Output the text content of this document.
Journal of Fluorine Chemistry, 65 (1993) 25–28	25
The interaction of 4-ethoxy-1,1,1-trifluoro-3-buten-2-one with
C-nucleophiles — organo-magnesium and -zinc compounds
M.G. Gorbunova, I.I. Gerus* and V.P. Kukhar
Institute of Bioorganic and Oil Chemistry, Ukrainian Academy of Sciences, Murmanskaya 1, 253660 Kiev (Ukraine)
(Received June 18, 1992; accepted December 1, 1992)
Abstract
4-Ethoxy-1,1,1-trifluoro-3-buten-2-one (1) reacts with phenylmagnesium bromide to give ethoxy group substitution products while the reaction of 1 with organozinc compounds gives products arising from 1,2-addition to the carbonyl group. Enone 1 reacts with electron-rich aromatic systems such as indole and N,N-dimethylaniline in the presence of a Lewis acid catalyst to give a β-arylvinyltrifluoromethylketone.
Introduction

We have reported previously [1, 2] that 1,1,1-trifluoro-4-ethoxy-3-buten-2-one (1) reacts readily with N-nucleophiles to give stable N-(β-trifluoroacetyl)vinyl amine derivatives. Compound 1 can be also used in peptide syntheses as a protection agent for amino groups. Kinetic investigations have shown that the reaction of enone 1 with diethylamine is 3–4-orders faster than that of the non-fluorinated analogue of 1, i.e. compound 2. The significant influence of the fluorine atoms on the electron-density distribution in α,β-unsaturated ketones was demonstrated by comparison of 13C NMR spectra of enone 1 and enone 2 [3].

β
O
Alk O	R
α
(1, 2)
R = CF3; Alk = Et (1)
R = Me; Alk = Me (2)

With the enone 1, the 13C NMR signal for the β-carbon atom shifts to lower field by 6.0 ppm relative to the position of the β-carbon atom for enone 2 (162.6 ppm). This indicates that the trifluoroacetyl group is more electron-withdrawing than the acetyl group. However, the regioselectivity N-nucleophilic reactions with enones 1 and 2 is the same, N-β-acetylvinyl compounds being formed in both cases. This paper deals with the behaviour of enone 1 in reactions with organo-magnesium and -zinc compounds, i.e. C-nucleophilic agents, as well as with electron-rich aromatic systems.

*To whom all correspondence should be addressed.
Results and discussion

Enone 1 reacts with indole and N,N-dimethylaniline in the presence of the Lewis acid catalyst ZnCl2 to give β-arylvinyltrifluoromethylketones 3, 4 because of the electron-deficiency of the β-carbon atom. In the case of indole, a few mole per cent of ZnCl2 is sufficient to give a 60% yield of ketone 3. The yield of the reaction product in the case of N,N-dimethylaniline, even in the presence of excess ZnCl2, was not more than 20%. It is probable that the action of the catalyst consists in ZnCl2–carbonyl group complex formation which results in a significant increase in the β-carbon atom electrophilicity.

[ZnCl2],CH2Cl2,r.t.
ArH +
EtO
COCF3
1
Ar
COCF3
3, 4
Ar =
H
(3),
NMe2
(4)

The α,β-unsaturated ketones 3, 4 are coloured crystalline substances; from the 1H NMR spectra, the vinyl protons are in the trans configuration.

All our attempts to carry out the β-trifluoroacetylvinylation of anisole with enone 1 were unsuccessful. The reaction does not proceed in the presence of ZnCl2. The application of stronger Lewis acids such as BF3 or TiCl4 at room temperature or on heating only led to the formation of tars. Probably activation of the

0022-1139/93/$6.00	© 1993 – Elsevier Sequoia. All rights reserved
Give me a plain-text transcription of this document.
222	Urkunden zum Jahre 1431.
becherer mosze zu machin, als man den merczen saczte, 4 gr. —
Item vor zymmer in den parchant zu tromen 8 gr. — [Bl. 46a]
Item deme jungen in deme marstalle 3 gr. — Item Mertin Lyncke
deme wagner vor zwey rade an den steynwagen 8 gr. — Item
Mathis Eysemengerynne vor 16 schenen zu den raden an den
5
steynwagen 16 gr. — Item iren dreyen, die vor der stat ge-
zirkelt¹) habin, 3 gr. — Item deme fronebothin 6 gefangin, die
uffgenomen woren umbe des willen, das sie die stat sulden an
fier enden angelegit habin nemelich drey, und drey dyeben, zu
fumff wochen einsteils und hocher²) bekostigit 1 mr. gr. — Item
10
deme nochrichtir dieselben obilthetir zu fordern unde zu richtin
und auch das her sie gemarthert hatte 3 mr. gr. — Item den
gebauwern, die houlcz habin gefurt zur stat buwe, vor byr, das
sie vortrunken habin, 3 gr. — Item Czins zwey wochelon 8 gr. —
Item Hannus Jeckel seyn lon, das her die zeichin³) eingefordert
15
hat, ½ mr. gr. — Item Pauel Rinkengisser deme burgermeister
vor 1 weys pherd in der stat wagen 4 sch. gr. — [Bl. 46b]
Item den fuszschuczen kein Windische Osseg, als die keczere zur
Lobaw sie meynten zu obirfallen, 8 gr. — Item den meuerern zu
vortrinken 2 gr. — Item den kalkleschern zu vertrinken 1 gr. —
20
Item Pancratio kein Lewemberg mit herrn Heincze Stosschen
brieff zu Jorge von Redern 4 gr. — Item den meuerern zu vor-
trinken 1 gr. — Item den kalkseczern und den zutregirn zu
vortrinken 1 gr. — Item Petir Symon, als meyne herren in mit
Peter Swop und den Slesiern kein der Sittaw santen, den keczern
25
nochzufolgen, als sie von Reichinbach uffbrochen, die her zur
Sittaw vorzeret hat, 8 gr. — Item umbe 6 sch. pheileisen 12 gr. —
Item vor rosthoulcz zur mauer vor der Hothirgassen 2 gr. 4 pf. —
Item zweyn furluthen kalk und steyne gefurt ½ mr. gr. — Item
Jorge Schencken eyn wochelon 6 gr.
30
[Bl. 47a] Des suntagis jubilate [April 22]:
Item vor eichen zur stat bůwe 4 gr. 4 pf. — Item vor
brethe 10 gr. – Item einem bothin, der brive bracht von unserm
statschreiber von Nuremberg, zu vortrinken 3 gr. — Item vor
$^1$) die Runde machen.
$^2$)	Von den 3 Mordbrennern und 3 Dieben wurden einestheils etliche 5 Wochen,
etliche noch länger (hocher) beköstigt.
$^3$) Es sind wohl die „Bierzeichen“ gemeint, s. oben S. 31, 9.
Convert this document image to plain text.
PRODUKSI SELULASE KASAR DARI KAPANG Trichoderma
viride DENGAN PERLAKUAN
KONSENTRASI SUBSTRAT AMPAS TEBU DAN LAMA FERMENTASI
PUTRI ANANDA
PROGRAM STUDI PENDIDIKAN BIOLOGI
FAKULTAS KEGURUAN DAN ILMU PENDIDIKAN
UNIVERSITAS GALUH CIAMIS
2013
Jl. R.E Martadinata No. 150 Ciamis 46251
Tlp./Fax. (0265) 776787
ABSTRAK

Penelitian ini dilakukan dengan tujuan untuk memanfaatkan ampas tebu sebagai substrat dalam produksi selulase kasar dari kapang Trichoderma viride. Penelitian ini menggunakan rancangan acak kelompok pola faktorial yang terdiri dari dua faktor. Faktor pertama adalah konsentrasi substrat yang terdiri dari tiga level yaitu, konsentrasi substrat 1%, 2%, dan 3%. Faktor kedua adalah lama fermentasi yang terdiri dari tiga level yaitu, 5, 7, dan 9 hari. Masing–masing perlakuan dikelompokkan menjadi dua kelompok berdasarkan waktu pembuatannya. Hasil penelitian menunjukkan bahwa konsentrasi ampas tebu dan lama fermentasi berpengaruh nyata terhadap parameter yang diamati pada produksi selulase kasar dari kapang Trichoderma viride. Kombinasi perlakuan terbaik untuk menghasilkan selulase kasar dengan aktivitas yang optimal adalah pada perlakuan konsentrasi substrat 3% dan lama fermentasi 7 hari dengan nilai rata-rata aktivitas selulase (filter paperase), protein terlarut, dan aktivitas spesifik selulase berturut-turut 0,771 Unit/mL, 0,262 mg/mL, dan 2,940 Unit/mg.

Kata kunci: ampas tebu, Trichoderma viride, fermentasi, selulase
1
☆ ☆ ☆
*WHAT NEEDS TO BE DONE:* Go through the material and copy each line that contains "plain".

*ANSWER TO THIS EXERCISE:*
Give me a plain-text transcription of this document.
Convert this document image to plain text.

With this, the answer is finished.